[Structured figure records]
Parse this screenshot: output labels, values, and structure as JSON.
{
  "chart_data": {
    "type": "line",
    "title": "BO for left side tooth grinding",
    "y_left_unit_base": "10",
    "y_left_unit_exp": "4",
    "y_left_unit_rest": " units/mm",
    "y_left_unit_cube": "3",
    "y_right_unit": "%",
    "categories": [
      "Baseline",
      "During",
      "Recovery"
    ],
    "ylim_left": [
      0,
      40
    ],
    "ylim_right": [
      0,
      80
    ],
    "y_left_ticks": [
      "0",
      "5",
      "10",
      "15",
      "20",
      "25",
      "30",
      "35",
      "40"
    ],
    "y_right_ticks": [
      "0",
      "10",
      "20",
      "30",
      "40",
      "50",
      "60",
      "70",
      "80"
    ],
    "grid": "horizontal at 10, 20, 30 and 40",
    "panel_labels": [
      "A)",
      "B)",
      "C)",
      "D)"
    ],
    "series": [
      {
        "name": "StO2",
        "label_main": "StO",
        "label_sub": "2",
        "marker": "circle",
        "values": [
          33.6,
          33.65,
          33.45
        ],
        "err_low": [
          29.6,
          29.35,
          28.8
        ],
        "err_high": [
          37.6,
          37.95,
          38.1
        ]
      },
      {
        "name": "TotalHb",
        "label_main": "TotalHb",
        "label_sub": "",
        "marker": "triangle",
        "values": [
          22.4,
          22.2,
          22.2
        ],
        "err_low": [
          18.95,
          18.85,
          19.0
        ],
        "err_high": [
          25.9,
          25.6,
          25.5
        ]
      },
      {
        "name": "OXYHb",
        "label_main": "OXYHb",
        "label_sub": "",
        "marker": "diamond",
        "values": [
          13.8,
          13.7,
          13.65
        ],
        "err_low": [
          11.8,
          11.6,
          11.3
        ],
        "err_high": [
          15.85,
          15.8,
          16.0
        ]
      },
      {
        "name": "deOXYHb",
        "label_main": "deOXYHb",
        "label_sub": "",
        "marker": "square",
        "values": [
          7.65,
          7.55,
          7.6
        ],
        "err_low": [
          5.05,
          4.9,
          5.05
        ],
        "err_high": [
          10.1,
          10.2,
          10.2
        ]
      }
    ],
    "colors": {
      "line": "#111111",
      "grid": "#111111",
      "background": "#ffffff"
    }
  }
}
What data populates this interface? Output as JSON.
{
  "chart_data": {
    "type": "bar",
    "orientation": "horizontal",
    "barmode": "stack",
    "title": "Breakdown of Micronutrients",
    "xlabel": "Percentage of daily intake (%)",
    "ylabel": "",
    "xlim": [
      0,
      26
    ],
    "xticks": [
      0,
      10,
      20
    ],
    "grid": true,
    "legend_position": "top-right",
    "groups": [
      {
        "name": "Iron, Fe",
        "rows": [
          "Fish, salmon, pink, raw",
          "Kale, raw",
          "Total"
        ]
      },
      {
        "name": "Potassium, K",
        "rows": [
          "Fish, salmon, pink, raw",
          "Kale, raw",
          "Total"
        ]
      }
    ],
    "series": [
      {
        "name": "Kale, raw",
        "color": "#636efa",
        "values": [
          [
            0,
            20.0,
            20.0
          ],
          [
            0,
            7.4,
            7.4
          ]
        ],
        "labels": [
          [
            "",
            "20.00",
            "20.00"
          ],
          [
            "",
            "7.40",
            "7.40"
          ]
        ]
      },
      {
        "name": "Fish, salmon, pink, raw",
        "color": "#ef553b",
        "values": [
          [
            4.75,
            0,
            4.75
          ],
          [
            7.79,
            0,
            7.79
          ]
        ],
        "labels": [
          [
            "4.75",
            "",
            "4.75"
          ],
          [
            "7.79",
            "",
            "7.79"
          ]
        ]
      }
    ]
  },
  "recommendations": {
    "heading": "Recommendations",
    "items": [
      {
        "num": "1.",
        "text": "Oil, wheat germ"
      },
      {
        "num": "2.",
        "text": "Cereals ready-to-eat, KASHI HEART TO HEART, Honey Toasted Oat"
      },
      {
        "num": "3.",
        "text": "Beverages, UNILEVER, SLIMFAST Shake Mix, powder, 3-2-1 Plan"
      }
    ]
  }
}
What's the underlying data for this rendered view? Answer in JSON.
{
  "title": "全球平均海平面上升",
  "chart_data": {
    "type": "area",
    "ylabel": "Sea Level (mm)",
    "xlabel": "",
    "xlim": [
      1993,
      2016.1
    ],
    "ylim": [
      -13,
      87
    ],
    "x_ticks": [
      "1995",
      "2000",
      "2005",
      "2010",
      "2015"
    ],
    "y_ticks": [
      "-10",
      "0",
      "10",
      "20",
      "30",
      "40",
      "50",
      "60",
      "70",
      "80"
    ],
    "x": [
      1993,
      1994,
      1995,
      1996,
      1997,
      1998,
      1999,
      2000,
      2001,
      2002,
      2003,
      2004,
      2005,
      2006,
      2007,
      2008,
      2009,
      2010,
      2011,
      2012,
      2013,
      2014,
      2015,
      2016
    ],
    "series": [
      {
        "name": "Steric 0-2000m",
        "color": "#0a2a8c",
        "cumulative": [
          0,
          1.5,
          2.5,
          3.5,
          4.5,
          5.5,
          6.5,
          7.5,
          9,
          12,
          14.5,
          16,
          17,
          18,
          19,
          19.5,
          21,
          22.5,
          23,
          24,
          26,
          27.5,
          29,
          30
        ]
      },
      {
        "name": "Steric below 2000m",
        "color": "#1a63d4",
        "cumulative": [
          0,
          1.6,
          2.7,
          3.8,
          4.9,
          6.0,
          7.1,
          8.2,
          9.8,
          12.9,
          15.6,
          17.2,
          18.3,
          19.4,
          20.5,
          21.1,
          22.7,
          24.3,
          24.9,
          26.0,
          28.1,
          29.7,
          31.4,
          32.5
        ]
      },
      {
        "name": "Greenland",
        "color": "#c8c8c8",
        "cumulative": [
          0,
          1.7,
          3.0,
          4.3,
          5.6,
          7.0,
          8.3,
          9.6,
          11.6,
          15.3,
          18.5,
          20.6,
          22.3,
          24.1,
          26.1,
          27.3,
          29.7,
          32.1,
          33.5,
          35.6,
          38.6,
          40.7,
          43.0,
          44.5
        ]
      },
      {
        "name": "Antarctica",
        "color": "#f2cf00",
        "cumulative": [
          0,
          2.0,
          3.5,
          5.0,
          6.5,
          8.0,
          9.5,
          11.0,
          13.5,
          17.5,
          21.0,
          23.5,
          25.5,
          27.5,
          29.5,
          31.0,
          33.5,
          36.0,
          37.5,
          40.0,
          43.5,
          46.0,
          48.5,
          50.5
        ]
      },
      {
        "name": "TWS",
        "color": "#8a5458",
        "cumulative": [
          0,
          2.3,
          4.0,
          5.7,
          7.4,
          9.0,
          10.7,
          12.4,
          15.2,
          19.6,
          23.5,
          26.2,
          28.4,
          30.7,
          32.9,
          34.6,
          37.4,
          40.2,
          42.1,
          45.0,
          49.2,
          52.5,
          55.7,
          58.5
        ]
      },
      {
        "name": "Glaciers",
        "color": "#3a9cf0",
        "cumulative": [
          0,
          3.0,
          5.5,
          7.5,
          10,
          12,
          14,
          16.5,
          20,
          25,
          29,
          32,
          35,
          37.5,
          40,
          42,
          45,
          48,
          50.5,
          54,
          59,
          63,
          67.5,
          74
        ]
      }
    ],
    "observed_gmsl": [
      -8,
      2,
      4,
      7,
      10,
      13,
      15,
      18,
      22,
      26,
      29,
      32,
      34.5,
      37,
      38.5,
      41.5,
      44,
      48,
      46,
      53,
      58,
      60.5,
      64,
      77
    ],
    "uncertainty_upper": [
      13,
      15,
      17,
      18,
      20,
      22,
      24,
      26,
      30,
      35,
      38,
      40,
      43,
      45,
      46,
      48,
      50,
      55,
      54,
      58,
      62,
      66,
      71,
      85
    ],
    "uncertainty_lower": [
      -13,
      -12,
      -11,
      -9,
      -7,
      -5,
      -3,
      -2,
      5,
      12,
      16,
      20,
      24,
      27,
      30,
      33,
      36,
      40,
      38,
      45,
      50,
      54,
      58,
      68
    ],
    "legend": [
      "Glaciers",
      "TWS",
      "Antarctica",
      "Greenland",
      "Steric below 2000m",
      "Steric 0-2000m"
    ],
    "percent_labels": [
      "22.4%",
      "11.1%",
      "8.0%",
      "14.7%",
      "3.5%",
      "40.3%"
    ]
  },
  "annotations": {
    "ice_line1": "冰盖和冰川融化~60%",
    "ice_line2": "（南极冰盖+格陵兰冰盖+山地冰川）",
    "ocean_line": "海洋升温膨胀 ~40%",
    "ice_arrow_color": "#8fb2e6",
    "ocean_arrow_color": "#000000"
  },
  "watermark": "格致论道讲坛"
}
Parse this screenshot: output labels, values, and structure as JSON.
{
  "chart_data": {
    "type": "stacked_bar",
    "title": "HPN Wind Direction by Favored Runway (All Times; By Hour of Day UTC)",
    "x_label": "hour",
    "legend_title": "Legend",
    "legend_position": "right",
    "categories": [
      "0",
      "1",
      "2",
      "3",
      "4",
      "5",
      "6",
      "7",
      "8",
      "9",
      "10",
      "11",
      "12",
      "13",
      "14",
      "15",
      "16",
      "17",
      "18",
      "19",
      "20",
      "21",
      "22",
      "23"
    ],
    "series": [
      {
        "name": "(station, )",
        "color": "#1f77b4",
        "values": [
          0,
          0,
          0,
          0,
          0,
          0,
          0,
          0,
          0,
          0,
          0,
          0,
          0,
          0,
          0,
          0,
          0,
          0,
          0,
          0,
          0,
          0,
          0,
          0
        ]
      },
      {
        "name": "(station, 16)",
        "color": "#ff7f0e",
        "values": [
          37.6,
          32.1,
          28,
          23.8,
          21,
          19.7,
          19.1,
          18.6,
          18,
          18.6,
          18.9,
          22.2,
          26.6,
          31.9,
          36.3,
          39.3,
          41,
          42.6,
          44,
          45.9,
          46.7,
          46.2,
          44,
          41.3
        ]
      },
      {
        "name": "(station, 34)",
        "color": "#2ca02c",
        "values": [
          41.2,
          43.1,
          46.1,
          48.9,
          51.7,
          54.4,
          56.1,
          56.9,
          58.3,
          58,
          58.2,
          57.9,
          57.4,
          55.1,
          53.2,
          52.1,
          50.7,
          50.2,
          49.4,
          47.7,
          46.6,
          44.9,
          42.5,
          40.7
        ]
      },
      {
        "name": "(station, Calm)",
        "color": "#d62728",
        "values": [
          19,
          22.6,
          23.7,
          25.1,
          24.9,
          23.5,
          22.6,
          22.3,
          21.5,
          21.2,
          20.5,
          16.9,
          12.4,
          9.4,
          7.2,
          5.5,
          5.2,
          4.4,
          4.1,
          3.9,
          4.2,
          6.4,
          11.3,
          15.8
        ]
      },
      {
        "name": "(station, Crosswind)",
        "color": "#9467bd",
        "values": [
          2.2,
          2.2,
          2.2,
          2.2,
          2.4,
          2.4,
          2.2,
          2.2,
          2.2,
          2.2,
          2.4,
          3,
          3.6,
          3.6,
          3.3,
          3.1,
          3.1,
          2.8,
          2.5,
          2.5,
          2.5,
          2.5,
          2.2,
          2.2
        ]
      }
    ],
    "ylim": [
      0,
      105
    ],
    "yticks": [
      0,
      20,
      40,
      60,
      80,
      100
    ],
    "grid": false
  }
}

**Task requirements:** Look through the lines above and collect those with the word "below".

**Problem solution:**
        "name": "Steric below 2000m",
      "Steric below 2000m",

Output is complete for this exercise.